---------- DOCUMENT SECTION
Ríona Judge McCormack wins Hennessy New Irish Writer award
Chris Connolly wins Emerging Fiction prize, Jane Clarke wins Emerging Poetry award and Éilís Ní Dhuibhne inducted into Hennessy Literary Awards Hall of Fame
Winners Jane Clarke, Ríona Judge McCormack and Chris Connolly at the 45th annual Hennessy Literary Awards, in the RHA Gallery on Thursday, April 28th, 2016. Photograph: Anthony Woods
Éilís Ní Dhuibhne: inducted into Hennessy Literary Awards Hall of Fame . Photograph: Anthony Woods
Ríona Judge McCormack has been named the Hennessy New Irish Writer 2016 at the 45th annual Hennessy Literary Awards in Dublin.
Judge McCormack’s short story Some Strange Moon also won the first fiction prize, while Chris Connolly won the emerging fiction prize and Jane Clarke took the emerging poetry award. The winning entries were first published in The Irish Times, which runs the Hennessy New Irish Writing page on the last Saturday of each month.
Éilís Ní Dhuibhne became the 14th Irish writer to be inducted into the Hennessy Literary Awards Hall of Fame.
“Starting out as a writer can be a terribly lonely experience, full of self-doubt,” Judge McCormack said. “Opportunities like New Irish Writing are crucial – they tell you someone believes in you, they give you the strength to persevere through the inevitable rejections and low times to come.”
--------------------
---------- STORED DATA
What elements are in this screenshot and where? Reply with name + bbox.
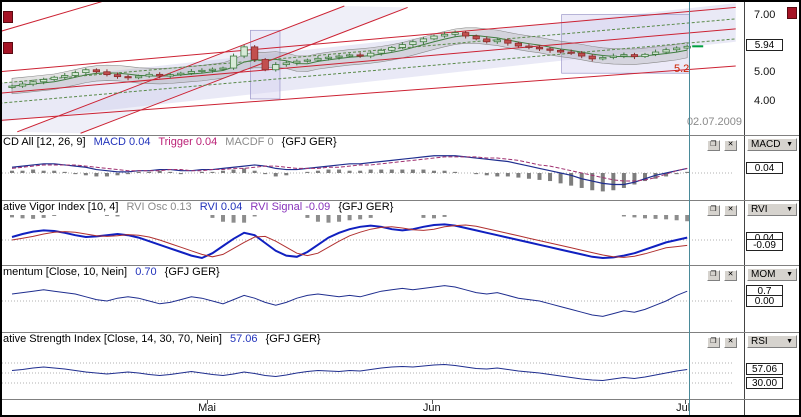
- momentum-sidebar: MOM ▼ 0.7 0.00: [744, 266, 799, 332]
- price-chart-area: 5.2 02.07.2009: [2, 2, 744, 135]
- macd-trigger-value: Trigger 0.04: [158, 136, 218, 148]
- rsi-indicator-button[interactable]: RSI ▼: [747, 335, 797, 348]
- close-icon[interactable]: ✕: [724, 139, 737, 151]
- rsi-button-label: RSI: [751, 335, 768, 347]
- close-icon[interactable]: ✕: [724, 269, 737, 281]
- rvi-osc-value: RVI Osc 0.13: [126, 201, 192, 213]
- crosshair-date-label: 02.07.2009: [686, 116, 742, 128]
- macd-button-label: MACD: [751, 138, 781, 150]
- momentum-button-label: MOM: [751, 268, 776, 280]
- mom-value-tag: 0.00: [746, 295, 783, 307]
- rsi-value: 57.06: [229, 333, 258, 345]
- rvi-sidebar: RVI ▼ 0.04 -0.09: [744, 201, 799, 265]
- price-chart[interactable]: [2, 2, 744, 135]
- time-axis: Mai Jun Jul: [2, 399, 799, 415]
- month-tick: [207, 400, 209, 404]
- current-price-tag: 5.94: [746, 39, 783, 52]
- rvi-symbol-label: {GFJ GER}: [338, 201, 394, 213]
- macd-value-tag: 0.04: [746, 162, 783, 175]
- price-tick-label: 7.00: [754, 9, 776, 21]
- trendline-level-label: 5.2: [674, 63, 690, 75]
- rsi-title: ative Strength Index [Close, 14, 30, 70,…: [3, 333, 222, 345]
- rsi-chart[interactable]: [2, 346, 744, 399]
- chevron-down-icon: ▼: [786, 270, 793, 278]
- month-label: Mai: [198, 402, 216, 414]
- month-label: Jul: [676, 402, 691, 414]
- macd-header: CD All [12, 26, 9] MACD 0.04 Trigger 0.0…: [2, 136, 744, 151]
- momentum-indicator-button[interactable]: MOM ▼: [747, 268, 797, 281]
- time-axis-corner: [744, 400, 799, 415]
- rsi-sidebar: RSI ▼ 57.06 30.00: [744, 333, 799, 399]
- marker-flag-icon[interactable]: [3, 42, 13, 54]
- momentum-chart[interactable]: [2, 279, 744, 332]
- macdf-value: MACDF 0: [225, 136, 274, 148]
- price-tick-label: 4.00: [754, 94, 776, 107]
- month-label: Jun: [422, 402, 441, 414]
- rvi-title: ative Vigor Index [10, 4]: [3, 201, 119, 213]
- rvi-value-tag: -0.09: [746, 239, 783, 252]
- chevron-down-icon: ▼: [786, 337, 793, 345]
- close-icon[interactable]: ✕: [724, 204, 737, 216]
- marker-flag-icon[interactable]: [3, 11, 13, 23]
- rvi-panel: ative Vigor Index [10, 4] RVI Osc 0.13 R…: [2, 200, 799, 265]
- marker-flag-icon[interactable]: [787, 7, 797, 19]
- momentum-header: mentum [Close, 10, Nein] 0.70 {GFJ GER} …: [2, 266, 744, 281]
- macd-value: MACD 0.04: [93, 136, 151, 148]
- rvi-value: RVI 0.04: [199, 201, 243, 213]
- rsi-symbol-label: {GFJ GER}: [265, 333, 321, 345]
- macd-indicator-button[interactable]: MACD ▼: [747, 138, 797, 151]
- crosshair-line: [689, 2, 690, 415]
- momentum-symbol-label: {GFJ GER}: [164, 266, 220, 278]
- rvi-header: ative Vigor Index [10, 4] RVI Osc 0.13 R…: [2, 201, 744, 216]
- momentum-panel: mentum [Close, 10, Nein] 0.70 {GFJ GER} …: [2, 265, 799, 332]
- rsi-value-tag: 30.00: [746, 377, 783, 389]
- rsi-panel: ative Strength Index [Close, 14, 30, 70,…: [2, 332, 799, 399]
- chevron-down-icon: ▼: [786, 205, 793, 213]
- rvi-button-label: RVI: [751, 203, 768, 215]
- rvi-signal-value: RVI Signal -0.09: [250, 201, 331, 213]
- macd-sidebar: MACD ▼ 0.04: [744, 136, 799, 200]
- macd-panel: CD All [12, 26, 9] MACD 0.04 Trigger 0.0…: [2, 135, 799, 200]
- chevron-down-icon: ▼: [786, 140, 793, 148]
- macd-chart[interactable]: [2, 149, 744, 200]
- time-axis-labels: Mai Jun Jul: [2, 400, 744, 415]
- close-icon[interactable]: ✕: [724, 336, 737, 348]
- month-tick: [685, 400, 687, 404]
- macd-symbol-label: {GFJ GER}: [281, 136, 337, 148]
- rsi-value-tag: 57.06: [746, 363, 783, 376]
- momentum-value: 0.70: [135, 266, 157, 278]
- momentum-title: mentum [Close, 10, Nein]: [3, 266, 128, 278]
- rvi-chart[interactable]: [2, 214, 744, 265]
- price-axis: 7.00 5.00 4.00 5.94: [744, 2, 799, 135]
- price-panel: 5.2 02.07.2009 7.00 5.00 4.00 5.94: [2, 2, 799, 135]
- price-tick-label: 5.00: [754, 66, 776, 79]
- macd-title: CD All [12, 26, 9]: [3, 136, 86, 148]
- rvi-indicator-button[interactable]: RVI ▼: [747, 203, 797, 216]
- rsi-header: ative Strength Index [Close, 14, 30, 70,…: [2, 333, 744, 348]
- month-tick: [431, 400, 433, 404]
--------------------
=== YOUR INSTRUCTIONS ===
Rewrite the passage of the Hennessy Literary Awards article starting at "Judge McCormack’s short" and ending at "of each month.", replacing "emerging poetry award" with "emerging poetry prize".

=== THE RESULT ===
Judge McCormack’s short story Some Strange Moon also won the first fiction prize, while Chris Connolly won the emerging fiction prize and Jane Clarke took the emerging poetry prize. The winning entries were first published in The Irish Times, which runs the Hennessy New Irish Writing page on the last Saturday of each month.